Materials provided:
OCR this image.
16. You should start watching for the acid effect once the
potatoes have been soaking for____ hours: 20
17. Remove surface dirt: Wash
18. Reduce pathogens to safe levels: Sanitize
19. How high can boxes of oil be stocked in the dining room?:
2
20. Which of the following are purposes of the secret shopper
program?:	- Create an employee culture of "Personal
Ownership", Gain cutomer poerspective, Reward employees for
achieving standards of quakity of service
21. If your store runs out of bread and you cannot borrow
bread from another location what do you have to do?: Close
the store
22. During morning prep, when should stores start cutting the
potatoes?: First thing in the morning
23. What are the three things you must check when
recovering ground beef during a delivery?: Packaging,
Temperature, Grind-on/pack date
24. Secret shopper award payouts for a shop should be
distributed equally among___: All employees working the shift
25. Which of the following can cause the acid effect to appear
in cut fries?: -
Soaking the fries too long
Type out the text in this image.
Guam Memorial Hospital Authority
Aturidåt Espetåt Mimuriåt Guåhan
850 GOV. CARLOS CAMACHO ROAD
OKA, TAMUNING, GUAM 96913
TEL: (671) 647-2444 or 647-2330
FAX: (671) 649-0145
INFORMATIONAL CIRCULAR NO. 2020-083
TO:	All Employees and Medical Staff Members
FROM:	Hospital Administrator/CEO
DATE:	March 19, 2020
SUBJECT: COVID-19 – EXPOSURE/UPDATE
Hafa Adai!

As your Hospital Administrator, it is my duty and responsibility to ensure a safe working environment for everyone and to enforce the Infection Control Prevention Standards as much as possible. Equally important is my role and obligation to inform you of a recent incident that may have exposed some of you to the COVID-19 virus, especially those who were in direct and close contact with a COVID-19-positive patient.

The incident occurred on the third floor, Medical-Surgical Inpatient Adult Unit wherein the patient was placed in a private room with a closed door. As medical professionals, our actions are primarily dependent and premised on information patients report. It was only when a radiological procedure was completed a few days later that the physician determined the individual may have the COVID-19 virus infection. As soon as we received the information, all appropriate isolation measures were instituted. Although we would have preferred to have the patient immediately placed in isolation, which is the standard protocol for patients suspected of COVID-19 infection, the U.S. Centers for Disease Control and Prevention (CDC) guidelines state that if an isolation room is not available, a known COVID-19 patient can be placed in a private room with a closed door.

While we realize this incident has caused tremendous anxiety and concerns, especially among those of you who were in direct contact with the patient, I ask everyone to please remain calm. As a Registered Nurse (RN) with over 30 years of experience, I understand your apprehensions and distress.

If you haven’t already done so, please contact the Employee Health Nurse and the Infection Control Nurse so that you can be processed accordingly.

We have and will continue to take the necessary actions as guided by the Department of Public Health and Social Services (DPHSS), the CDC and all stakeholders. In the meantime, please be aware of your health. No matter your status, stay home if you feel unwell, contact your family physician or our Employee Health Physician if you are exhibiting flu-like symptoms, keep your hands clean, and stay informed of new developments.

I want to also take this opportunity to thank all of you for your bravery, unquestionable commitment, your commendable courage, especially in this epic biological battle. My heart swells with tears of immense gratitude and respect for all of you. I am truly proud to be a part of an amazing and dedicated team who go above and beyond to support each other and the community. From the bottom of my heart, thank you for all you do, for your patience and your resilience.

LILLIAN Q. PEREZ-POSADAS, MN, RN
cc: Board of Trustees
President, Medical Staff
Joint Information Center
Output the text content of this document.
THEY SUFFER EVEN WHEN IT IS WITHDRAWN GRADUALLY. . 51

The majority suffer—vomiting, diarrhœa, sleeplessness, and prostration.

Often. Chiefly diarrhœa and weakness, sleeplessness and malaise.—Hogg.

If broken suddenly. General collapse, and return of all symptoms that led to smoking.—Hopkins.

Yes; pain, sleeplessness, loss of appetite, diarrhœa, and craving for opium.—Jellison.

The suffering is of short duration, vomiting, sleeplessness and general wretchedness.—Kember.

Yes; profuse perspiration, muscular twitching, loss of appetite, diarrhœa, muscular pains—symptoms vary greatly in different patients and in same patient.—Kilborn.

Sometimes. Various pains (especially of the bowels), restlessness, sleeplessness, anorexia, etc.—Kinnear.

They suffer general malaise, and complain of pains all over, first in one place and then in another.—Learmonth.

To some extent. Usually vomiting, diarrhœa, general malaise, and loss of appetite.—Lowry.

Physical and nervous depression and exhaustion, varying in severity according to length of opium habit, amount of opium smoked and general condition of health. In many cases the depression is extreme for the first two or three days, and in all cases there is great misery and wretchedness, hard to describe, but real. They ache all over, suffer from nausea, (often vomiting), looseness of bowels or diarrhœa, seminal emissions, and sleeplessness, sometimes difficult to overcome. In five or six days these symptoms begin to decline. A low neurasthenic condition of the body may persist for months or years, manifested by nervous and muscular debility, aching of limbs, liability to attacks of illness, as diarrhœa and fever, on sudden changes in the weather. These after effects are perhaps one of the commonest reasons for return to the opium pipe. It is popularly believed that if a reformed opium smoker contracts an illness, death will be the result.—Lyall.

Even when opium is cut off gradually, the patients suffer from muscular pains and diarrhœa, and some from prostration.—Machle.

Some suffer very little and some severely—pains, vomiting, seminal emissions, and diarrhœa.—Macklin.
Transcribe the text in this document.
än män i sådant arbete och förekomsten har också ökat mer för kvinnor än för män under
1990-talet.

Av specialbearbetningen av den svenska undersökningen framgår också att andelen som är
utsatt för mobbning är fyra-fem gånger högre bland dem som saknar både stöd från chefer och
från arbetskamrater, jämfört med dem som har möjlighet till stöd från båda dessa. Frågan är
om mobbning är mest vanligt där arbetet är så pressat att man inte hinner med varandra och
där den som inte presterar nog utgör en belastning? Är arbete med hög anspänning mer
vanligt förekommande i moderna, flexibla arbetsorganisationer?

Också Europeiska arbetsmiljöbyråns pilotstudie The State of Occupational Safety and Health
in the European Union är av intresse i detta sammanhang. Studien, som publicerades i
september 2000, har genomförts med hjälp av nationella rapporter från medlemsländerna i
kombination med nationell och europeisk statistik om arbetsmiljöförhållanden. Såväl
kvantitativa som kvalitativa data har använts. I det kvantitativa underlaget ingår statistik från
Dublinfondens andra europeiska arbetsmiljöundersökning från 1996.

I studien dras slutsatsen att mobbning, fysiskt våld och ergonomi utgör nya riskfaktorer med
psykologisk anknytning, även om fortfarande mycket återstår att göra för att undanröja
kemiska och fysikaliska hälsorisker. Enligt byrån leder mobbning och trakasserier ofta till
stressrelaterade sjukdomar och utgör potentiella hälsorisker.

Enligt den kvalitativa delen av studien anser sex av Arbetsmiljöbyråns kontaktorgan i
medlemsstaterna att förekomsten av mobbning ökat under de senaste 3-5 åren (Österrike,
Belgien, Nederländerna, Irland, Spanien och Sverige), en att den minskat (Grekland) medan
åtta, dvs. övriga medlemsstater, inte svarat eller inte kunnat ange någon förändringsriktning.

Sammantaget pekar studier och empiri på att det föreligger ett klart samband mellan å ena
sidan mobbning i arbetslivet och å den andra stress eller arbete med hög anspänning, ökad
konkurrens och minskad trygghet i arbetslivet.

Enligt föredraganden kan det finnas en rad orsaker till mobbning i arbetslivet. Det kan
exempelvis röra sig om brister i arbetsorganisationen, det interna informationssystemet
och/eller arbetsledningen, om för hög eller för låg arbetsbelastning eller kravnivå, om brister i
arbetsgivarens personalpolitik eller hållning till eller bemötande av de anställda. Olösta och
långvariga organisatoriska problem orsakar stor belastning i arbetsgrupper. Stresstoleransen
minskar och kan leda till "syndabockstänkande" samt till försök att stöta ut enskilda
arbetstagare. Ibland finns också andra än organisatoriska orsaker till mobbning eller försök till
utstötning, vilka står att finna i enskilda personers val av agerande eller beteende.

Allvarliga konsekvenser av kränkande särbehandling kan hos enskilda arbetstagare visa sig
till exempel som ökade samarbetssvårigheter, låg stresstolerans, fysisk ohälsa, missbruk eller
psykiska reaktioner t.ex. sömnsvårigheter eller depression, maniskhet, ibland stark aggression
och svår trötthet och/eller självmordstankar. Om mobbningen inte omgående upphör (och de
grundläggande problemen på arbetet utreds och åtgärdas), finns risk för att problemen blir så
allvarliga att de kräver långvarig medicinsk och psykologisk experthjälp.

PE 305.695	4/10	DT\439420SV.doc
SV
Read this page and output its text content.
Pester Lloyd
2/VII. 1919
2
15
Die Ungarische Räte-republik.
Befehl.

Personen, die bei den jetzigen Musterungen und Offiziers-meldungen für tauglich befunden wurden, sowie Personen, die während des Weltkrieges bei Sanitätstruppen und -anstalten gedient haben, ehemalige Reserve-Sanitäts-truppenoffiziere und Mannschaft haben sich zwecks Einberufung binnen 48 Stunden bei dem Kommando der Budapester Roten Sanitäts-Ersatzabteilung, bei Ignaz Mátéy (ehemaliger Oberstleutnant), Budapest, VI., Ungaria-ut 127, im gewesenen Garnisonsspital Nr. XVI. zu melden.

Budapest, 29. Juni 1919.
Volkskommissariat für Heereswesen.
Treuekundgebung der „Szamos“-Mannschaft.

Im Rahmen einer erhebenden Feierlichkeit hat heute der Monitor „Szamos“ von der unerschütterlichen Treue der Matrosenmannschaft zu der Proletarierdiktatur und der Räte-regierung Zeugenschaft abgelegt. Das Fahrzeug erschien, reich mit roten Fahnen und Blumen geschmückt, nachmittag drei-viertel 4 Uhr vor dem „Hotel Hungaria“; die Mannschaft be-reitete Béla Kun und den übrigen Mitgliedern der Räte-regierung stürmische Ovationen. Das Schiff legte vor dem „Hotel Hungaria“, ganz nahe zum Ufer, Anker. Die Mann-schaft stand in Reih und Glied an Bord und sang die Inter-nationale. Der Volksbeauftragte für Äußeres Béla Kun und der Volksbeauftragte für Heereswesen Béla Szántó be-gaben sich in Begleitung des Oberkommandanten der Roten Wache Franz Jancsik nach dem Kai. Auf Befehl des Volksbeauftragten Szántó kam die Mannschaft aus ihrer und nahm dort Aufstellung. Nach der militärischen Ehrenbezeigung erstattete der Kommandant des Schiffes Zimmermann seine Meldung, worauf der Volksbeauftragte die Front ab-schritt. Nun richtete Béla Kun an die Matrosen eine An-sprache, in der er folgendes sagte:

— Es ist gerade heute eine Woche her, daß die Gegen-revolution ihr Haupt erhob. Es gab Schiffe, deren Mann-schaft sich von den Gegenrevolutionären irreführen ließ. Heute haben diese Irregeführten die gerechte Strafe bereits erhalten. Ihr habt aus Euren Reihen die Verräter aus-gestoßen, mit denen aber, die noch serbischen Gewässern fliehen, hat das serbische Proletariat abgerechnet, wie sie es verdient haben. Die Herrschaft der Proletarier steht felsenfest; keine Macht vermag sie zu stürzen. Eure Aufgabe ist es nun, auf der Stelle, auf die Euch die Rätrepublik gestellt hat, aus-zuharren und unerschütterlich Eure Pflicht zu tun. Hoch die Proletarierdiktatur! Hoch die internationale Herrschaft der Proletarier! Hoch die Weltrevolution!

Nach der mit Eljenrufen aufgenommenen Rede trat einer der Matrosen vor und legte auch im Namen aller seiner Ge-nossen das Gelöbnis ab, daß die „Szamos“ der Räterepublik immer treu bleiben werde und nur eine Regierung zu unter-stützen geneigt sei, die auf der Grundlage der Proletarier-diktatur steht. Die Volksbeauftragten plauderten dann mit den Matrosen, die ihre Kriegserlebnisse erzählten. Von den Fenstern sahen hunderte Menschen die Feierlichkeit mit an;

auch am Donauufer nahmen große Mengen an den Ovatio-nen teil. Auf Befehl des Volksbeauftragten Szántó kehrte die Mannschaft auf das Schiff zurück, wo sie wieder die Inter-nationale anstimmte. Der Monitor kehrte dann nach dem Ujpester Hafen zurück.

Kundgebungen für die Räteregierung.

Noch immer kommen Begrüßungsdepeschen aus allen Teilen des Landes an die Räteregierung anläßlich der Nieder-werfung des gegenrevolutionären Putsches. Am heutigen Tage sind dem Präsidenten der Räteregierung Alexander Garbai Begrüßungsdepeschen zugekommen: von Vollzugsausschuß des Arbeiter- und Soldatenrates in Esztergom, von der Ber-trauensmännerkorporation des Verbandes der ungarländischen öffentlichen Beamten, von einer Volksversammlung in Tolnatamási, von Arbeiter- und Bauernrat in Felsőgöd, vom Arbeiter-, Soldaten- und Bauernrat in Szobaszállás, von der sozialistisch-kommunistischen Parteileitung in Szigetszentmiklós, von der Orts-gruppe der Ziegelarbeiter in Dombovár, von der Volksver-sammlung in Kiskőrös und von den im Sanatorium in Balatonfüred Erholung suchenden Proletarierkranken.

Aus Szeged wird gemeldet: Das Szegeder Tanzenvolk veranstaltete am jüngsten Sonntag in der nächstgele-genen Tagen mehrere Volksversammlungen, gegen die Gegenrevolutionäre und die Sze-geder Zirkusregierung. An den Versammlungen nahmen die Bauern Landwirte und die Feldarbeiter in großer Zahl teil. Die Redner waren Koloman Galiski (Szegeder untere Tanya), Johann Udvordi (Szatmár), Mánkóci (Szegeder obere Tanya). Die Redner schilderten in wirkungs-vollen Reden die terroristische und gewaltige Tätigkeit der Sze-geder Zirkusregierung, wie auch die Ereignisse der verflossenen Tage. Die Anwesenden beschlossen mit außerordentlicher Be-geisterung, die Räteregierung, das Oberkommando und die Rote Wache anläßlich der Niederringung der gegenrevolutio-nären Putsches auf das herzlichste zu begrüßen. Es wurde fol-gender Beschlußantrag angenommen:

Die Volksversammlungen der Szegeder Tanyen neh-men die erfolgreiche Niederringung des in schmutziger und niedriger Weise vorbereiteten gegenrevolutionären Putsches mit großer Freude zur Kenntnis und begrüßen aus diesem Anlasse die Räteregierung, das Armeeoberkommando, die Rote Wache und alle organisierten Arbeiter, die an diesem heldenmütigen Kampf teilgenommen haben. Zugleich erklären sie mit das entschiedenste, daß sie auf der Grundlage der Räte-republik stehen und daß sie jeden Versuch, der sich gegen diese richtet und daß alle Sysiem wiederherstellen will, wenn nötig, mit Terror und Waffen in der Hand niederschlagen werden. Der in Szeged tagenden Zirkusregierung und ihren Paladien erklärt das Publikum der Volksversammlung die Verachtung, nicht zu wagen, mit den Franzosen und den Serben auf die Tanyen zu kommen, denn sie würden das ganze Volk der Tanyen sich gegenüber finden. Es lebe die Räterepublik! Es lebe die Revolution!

Task instructions:
Each line above that has "potatoes" adds one to the count; say the final count with no other text.

Exercise output:
2